> [Task directions]
Copy each line that contains the word "JSON".

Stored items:
....
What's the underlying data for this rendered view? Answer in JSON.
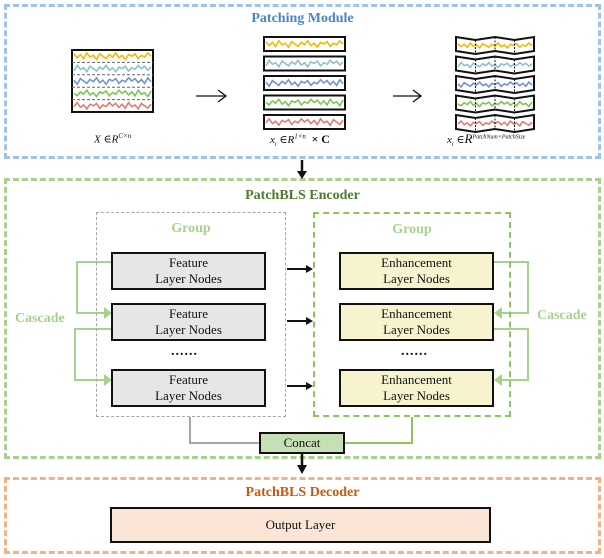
{
  "patching_module": {
    "title": "Patching Module",
    "formula_input": {
      "var": "X",
      "op": "∈",
      "space": "R",
      "exp": "C×n"
    },
    "formula_channel": {
      "var": "x",
      "sub": "i",
      "op": "∈",
      "space": "R",
      "exp": "1×n",
      "times": "× C"
    },
    "formula_patch": {
      "var": "x",
      "sub": "i",
      "op": "∈",
      "space": "R",
      "exp": "PatchNum×PatchSize"
    },
    "channel_colors": [
      "#f5b800",
      "#8fbfd0",
      "#6f96c8",
      "#7cc656",
      "#de7d73"
    ],
    "channel_count": 5,
    "patches_per_channel": 4
  },
  "encoder": {
    "title": "PatchBLS  Encoder",
    "left_group": {
      "label": "Group",
      "nodes": [
        {
          "line1": "Feature",
          "line2": "Layer Nodes"
        },
        {
          "line1": "Feature",
          "line2": "Layer Nodes"
        },
        {
          "line1": "Feature",
          "line2": "Layer Nodes"
        }
      ],
      "ellipsis": "......"
    },
    "right_group": {
      "label": "Group",
      "nodes": [
        {
          "line1": "Enhancement",
          "line2": "Layer Nodes"
        },
        {
          "line1": "Enhancement",
          "line2": "Layer Nodes"
        },
        {
          "line1": "Enhancement",
          "line2": "Layer Nodes"
        }
      ],
      "ellipsis": "......"
    },
    "cascade_left": "Cascade",
    "cascade_right": "Cascade",
    "concat": "Concat"
  },
  "decoder": {
    "title": "PatchBLS  Decoder",
    "output_layer": "Output Layer"
  }
}
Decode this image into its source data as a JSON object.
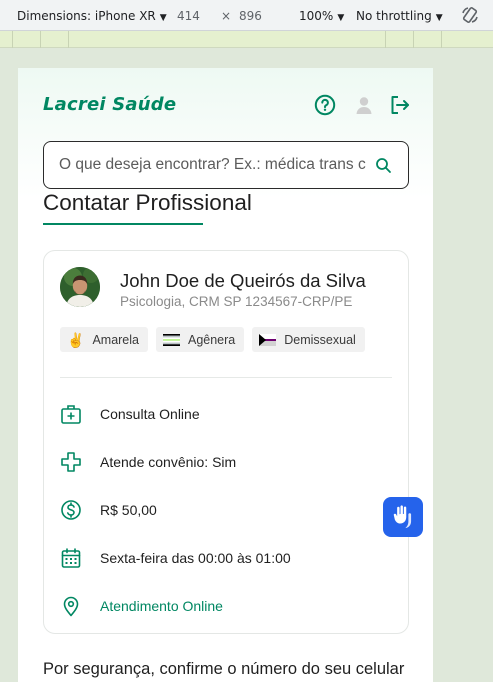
{
  "devtools": {
    "dimensions_label": "Dimensions: iPhone XR",
    "width": "414",
    "times": "×",
    "height": "896",
    "zoom": "100%",
    "throttling": "No throttling",
    "caret": "▼"
  },
  "header": {
    "brand": "Lacrei Saúde",
    "icons": [
      "help-icon",
      "user-icon",
      "logout-icon"
    ]
  },
  "search": {
    "placeholder": "O que deseja encontrar? Ex.: médica trans c",
    "value": ""
  },
  "page": {
    "title": "Contatar Profissional"
  },
  "professional": {
    "name": "John Doe de Queirós da Silva",
    "subtitle": "Psicologia, CRM SP 1234567-CRP/PE",
    "tags": [
      {
        "icon": "✌",
        "label": "Amarela"
      },
      {
        "icon": "agender-flag",
        "label": "Agênera"
      },
      {
        "icon": "demisexual-flag",
        "label": "Demissexual"
      }
    ],
    "details": [
      {
        "icon": "medical-kit-icon",
        "text": "Consulta Online"
      },
      {
        "icon": "health-cross-icon",
        "text": "Atende convênio: Sim"
      },
      {
        "icon": "dollar-icon",
        "text": "R$ 50,00"
      },
      {
        "icon": "calendar-icon",
        "text": "Sexta-feira das 00:00 às 01:00"
      },
      {
        "icon": "location-pin-icon",
        "text": "Atendimento Online"
      }
    ]
  },
  "footer": {
    "text": "Por segurança, confirme o número do seu celular"
  },
  "colors": {
    "brand_green": "#018762",
    "libras_blue": "#2563eb"
  }
}
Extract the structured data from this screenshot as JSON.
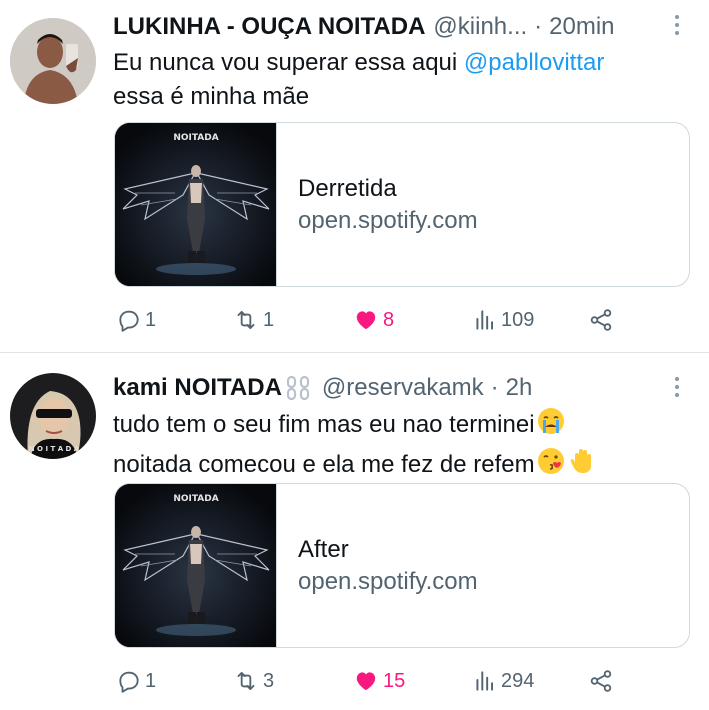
....
> [Solution to this problem]
What's the underlying data for this rendered view? Answer in JSON.
Decode this image into its source data as a JSON object.
Extract the structured data from this screenshot as JSON.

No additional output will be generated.